State the number of lines with the string "JSON" in them, and nothing else.

* Begin *

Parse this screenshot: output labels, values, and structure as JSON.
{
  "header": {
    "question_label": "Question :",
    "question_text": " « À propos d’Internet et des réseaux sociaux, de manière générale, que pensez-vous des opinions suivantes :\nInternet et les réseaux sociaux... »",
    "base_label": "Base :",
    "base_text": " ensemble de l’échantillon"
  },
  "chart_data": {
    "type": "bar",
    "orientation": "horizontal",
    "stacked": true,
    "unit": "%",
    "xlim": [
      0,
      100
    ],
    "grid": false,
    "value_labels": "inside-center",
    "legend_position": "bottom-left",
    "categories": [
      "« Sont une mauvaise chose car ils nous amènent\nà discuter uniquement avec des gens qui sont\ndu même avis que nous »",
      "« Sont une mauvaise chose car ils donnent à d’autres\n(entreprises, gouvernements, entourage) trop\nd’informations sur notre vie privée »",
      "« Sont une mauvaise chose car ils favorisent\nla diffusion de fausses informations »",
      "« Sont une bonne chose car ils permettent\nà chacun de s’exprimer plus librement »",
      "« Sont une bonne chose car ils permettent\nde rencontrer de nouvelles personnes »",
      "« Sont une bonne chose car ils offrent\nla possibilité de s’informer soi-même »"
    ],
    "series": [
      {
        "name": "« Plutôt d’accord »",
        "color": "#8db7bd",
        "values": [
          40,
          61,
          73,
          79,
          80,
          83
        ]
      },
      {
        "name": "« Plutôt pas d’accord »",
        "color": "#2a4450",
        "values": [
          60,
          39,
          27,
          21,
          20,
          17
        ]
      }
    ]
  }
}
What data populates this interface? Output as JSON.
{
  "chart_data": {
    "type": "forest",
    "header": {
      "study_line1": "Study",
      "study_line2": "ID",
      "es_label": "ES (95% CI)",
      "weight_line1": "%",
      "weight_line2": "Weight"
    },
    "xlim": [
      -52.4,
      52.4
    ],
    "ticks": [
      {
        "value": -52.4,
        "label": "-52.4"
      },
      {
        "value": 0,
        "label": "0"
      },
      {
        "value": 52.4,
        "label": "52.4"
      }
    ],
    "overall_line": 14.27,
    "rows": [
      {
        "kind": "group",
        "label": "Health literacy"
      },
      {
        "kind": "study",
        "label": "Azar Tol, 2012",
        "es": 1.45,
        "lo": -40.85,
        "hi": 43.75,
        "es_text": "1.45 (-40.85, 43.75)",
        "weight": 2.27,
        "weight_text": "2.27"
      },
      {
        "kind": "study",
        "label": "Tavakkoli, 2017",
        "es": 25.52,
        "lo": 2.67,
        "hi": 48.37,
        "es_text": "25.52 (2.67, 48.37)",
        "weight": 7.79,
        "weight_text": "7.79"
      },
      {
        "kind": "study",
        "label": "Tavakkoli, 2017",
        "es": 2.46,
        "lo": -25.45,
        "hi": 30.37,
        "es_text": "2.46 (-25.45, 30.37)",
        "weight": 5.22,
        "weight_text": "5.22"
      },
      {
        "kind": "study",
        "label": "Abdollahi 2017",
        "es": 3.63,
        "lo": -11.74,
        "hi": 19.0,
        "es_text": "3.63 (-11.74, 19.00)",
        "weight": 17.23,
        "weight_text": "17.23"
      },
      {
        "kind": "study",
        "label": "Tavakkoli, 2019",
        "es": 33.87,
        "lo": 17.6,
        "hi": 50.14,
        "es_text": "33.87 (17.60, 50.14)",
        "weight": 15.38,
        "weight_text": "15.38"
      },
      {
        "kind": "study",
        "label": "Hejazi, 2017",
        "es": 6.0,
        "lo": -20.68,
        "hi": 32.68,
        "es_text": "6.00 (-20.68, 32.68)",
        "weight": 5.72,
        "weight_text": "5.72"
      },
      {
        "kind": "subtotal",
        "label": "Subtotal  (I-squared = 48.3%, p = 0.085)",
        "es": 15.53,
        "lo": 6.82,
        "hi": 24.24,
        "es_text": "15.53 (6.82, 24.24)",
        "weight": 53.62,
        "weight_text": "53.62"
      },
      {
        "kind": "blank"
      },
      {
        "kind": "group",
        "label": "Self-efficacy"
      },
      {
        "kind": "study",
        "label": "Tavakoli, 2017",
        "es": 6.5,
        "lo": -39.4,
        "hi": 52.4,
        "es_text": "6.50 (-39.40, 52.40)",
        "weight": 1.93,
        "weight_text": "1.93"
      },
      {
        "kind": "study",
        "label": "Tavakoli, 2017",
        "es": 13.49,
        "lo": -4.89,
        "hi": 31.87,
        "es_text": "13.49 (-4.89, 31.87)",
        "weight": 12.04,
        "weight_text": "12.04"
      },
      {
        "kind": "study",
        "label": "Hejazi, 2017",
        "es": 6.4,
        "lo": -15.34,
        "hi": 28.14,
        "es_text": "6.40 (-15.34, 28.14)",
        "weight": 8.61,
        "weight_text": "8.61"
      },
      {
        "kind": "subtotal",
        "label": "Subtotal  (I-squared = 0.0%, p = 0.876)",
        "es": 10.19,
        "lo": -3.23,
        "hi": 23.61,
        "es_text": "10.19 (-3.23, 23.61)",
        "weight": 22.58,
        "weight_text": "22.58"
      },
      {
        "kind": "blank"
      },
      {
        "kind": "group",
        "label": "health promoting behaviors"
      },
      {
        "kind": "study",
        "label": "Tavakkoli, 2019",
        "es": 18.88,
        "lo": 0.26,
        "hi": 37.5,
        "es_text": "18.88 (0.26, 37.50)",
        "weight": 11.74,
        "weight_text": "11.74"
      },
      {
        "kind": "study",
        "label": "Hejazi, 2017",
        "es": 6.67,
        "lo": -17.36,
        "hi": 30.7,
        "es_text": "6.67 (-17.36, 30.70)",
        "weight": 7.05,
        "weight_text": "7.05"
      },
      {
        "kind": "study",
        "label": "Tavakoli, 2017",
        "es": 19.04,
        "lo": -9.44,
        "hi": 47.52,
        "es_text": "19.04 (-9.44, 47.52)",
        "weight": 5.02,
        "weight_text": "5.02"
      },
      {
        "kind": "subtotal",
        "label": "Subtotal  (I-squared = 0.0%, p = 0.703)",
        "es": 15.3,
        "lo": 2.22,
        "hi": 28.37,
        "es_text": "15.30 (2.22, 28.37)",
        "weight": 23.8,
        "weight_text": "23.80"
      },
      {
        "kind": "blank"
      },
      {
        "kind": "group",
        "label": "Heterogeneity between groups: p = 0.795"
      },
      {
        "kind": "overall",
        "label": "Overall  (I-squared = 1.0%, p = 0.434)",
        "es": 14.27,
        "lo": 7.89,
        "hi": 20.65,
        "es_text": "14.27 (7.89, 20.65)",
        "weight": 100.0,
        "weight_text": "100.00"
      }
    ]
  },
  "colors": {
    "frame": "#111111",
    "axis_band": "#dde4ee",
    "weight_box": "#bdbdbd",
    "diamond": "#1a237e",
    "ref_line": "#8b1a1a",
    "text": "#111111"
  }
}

* End *

### [Full output]
2